* **Exercise details**
Lines containing the word "Heliocentric" are the ones to copy from the records below.

* **Entries**
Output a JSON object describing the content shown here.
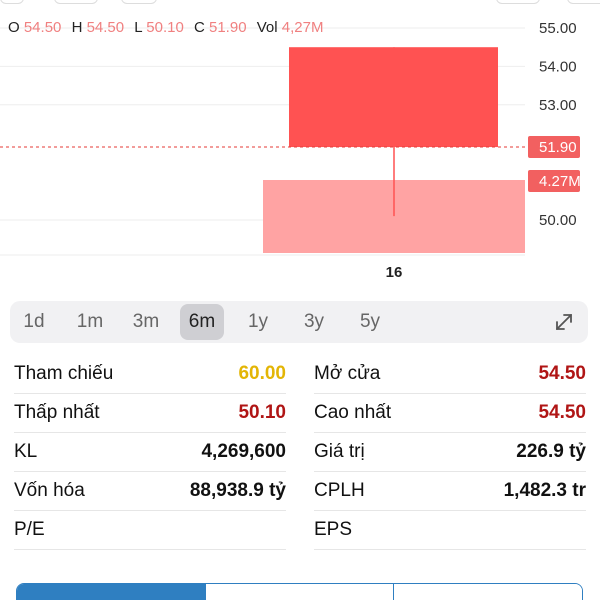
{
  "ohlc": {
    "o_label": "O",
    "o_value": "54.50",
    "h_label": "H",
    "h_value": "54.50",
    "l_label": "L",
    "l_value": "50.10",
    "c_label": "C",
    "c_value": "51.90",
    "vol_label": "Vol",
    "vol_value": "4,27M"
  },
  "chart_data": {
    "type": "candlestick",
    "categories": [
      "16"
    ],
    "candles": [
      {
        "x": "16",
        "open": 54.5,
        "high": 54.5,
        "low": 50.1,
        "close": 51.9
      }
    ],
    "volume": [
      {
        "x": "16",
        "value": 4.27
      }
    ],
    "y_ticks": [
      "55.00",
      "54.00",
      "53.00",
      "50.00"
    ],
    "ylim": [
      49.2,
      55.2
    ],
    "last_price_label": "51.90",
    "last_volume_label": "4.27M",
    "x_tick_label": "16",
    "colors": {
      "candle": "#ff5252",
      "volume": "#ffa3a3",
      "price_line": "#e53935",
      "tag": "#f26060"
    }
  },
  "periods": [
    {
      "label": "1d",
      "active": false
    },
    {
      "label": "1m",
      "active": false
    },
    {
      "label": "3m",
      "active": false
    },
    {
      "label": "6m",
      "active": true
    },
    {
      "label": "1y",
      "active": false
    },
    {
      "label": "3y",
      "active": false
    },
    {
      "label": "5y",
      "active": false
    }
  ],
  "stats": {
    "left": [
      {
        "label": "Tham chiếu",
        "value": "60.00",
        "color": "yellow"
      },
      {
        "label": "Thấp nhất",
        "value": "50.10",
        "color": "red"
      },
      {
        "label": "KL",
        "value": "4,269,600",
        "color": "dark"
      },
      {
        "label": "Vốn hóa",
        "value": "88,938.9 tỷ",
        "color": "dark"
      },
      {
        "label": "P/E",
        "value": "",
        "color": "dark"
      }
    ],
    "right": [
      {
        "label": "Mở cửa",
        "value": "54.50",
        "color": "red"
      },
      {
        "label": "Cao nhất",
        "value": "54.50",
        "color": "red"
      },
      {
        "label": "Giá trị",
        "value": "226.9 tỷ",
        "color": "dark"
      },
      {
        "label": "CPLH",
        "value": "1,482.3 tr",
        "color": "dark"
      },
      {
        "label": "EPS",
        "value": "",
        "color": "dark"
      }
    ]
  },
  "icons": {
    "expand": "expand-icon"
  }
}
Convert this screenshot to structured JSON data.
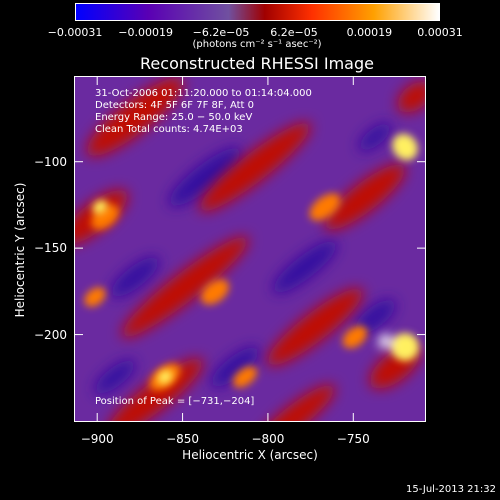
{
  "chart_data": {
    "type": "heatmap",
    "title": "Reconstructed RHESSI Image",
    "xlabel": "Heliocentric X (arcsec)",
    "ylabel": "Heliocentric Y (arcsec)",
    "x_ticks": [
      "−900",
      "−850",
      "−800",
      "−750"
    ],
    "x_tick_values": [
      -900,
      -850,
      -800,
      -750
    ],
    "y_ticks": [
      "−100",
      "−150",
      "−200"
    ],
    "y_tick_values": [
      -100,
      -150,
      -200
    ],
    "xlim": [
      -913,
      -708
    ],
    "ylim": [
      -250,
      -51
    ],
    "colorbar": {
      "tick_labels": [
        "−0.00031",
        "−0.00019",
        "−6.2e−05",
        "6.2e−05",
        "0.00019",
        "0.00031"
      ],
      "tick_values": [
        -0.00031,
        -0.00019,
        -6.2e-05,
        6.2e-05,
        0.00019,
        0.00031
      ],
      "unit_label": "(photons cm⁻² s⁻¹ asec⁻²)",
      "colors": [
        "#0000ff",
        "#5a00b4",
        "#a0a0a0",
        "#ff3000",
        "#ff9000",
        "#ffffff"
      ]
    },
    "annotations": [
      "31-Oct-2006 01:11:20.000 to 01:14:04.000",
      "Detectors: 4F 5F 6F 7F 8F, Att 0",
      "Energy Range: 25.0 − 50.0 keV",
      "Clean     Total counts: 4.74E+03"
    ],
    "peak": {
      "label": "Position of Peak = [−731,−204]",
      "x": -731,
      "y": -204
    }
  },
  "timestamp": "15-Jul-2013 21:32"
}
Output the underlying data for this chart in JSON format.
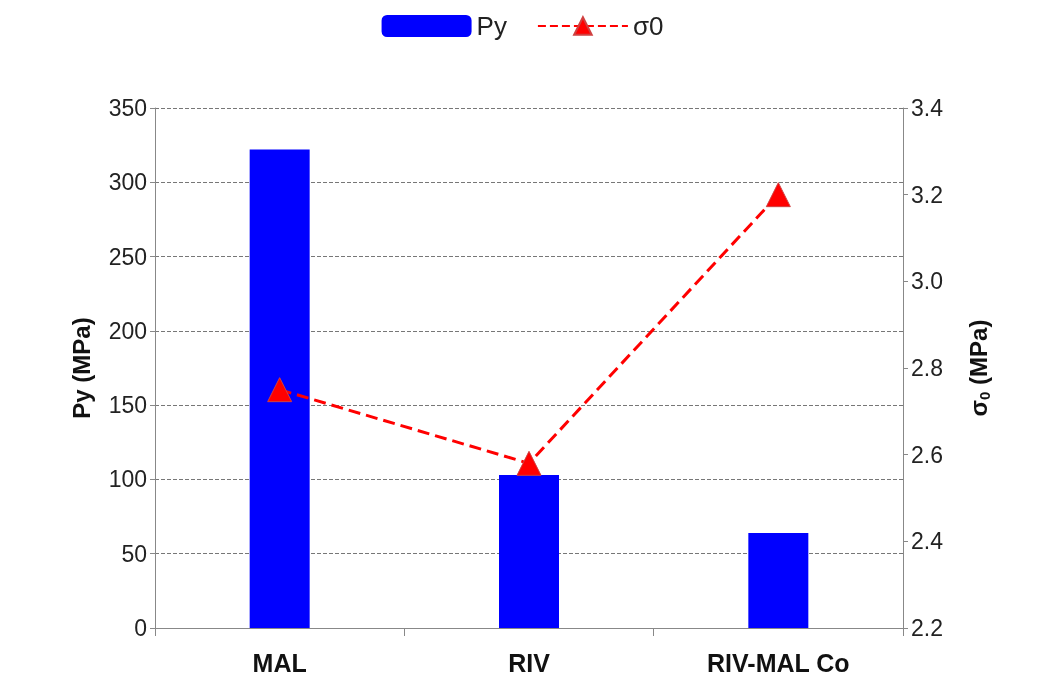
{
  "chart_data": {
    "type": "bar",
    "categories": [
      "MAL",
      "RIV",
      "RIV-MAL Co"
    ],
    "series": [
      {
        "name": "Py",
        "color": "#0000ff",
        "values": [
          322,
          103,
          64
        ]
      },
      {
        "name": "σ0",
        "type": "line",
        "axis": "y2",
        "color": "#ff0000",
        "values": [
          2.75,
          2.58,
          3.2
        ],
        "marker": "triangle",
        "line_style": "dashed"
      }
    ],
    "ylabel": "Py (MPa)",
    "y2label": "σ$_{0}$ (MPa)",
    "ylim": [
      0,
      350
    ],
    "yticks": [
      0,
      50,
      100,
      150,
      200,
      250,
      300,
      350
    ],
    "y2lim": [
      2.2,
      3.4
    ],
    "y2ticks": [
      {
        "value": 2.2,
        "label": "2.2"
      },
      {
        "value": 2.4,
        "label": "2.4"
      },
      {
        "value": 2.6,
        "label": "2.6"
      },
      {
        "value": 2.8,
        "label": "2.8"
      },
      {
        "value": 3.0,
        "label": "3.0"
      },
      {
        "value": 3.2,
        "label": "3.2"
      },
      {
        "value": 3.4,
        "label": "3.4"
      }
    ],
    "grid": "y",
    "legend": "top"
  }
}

* **Full output**
    "xlabel": "Heliocentric X (arcsec)",
    "ylabel": "Heliocentric Y (arcsec)",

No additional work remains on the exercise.